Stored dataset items
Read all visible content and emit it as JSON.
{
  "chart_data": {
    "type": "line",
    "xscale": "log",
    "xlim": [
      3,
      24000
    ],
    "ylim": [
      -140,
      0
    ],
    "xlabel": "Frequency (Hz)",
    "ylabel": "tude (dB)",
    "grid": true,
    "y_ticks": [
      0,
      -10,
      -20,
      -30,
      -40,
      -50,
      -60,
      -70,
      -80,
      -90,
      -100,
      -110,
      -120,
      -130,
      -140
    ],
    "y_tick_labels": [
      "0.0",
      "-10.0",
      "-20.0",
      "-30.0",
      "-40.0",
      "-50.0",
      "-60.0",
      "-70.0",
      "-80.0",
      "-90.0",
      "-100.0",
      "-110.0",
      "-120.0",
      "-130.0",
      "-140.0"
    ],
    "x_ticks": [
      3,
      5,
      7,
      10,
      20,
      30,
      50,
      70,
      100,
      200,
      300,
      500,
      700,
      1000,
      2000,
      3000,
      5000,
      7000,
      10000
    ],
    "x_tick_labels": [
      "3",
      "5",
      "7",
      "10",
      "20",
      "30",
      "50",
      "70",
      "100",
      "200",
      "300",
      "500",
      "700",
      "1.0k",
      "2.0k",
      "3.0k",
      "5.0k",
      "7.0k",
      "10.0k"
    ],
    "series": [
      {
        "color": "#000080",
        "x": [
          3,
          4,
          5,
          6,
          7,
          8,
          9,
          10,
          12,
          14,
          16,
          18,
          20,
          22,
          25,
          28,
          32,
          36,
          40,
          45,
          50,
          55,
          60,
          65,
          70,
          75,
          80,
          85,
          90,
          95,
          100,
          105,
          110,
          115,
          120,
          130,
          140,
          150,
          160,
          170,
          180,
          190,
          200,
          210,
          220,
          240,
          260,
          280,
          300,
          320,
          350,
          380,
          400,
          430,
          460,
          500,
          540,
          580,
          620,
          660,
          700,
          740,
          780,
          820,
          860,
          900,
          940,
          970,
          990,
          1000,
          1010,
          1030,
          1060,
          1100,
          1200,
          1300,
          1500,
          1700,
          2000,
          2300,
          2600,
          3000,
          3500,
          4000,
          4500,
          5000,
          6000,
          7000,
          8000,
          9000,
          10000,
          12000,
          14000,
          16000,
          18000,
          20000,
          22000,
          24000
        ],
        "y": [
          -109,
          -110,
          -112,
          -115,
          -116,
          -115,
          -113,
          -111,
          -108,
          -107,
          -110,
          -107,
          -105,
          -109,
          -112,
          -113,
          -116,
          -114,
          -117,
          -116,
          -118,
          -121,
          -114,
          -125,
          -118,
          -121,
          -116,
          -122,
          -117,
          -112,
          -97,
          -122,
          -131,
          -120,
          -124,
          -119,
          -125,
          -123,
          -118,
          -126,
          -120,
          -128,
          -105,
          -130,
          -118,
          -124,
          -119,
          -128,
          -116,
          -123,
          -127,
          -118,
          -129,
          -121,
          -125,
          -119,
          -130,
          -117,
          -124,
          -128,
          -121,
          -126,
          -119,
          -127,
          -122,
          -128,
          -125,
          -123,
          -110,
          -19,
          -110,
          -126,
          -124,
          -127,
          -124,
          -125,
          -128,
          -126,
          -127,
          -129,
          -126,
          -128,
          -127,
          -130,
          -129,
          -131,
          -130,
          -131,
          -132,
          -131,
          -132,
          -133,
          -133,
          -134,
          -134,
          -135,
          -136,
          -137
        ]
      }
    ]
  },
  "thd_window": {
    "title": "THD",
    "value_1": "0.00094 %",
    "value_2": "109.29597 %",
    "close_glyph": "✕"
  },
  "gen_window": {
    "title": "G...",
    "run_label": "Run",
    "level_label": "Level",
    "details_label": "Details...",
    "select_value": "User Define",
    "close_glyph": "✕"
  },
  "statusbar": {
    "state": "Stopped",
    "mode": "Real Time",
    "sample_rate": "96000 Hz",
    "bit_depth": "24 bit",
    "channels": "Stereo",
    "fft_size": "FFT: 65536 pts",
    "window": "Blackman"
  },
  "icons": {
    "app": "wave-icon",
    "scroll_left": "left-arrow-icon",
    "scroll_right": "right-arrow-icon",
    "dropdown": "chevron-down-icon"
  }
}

● What to work on
Where a line holds "arrow", copy that line.

● Response to the exercise
    "scroll_left": "left-arrow-icon",
    "scroll_right": "right-arrow-icon",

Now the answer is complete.